EXERCISE BRIEF: Across the data below, how many lines hold "content"? Answer with that number and nothing else.

(Collected data entries)
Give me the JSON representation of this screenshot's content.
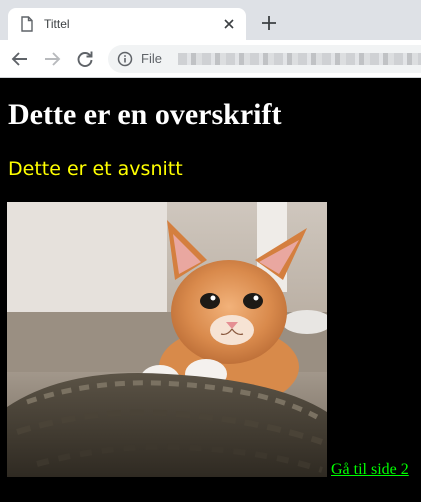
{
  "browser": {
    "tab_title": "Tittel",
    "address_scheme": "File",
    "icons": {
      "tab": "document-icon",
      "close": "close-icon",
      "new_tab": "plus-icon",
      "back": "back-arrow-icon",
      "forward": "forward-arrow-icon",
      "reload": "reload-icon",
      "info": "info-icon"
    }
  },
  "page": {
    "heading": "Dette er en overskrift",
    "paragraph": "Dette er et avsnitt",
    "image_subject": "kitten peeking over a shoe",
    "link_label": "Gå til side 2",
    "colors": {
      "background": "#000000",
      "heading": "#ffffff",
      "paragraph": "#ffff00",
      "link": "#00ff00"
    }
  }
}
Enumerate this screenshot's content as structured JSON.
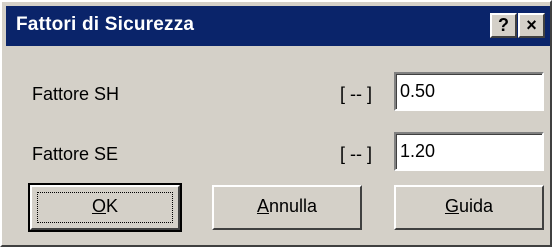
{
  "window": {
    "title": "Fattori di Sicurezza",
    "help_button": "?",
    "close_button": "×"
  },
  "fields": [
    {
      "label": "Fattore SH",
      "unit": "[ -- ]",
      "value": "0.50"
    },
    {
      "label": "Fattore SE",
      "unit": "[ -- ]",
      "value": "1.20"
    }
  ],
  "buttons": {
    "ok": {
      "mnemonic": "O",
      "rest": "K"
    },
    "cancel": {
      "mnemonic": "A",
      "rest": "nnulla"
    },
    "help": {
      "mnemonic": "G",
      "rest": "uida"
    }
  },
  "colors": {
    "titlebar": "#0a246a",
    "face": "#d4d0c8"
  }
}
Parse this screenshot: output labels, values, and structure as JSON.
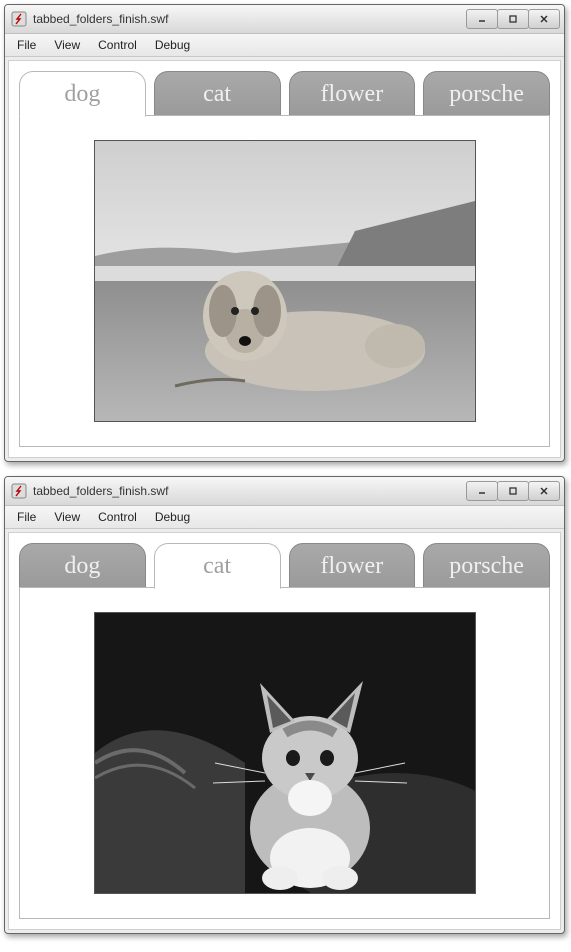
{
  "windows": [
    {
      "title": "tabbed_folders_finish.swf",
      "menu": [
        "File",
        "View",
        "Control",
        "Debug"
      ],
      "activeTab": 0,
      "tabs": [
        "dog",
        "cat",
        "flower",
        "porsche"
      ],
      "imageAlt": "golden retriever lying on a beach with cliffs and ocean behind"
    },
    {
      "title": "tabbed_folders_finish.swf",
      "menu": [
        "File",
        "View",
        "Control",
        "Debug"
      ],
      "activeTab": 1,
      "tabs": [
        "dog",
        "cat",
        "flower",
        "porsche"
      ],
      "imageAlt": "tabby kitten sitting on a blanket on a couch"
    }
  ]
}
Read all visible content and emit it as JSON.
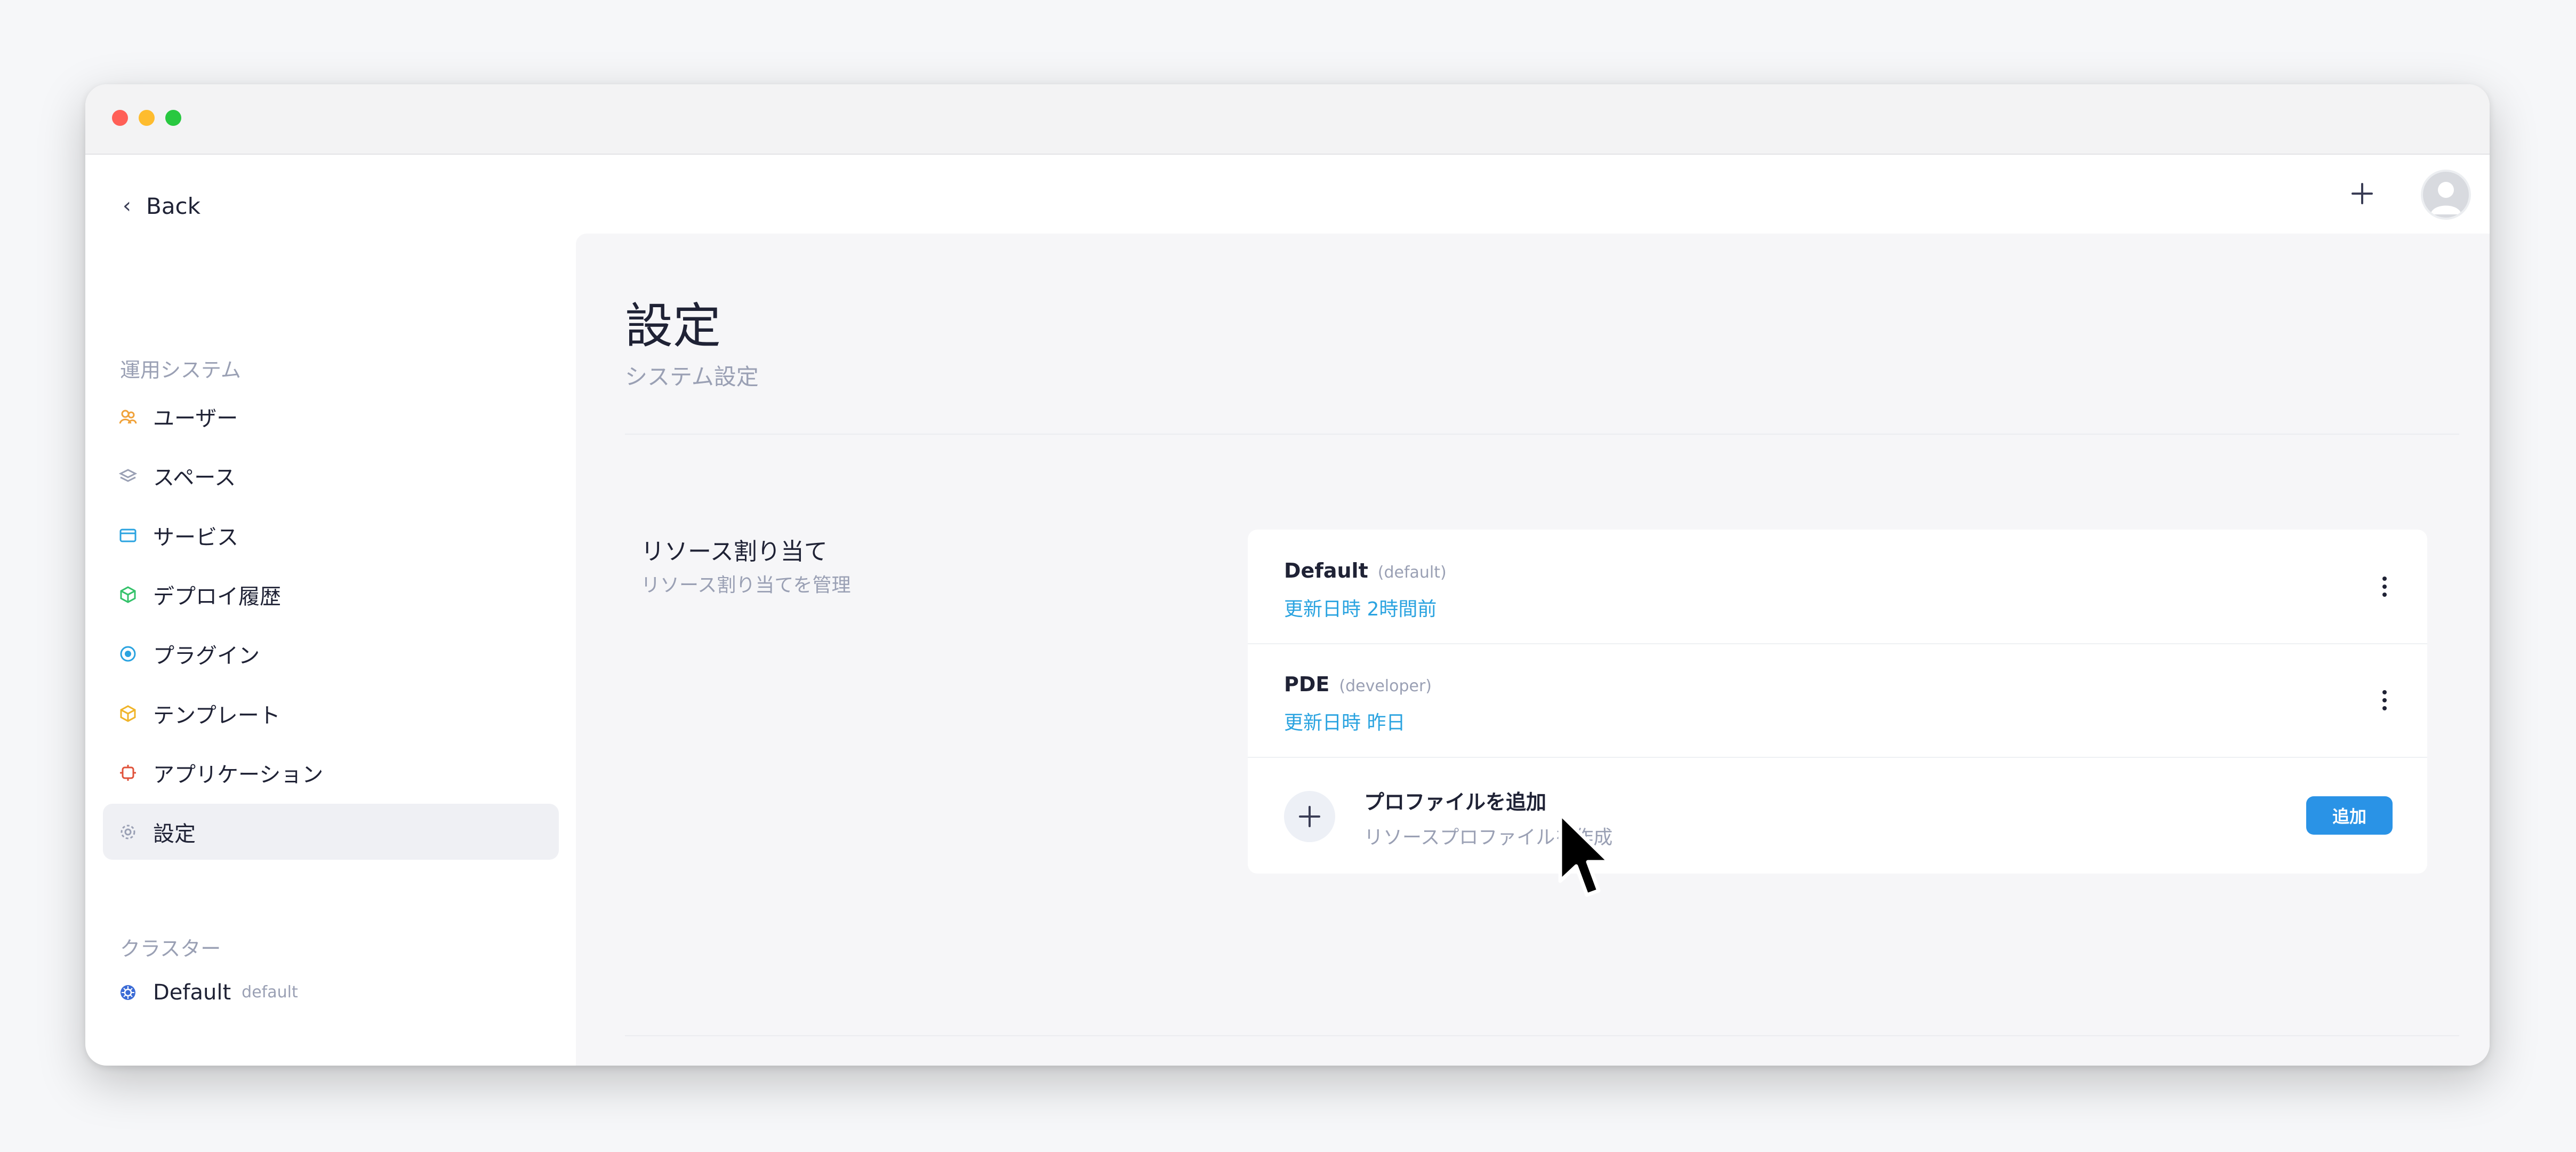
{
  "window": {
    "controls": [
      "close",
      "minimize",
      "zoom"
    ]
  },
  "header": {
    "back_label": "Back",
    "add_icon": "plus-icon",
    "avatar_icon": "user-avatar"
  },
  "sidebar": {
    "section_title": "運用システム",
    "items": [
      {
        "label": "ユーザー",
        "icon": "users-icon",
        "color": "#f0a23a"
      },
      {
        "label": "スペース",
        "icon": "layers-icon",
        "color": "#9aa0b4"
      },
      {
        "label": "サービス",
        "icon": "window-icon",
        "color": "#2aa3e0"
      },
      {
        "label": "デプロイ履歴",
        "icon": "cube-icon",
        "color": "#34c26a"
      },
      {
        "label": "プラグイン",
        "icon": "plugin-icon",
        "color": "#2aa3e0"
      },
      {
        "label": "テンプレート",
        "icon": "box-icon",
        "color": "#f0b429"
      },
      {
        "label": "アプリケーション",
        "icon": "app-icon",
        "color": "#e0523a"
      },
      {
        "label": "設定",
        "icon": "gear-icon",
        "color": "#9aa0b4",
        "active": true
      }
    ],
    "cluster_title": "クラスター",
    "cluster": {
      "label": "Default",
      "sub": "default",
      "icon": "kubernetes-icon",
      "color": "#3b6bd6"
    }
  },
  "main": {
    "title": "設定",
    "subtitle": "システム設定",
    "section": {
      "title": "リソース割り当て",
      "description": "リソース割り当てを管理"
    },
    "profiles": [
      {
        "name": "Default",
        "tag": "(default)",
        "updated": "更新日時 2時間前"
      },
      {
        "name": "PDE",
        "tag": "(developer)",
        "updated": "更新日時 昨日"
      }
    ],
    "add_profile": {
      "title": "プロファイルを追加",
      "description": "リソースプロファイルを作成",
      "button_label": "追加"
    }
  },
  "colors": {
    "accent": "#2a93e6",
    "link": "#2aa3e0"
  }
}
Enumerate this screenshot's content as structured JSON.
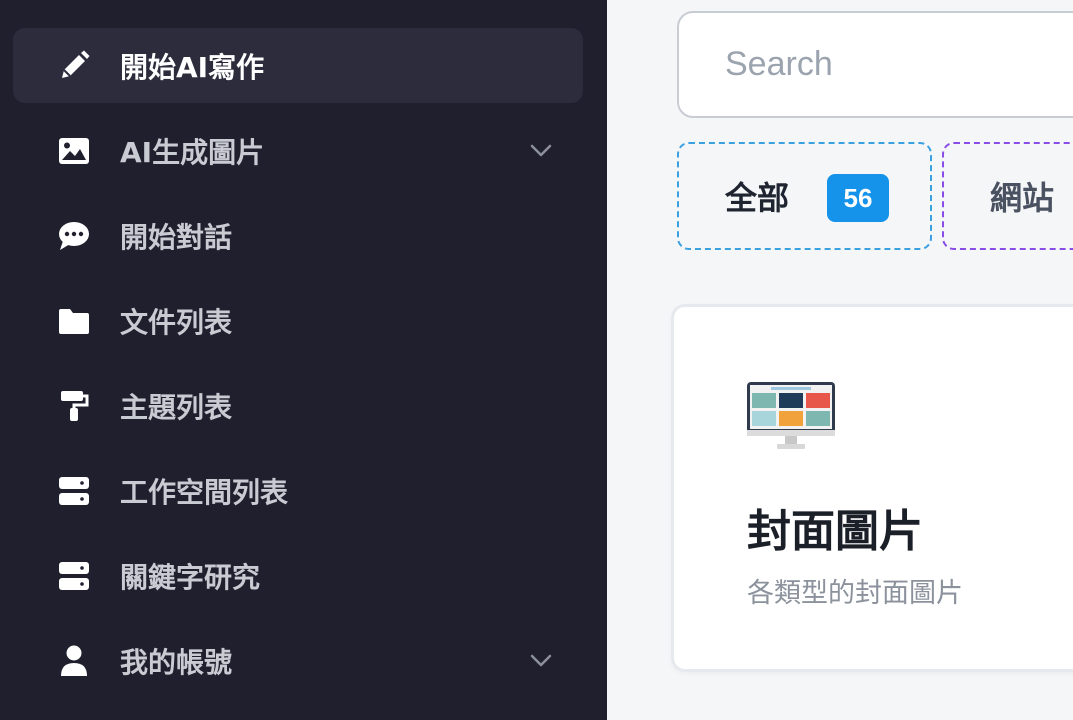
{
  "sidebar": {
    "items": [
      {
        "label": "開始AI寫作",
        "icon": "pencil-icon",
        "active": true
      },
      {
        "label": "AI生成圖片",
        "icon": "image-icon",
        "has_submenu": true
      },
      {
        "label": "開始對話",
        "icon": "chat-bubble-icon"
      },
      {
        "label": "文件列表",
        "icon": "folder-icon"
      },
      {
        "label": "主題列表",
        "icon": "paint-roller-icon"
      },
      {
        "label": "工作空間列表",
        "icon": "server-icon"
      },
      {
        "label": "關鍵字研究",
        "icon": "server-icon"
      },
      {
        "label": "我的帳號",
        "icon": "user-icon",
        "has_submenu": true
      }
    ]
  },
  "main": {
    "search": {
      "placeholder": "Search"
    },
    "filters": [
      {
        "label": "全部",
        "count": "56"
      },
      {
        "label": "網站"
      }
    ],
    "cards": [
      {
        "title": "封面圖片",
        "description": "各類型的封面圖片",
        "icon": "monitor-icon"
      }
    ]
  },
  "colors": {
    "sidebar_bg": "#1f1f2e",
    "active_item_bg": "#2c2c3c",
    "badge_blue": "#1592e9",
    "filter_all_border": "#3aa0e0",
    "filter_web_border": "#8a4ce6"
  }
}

FULL OUTPUT: 4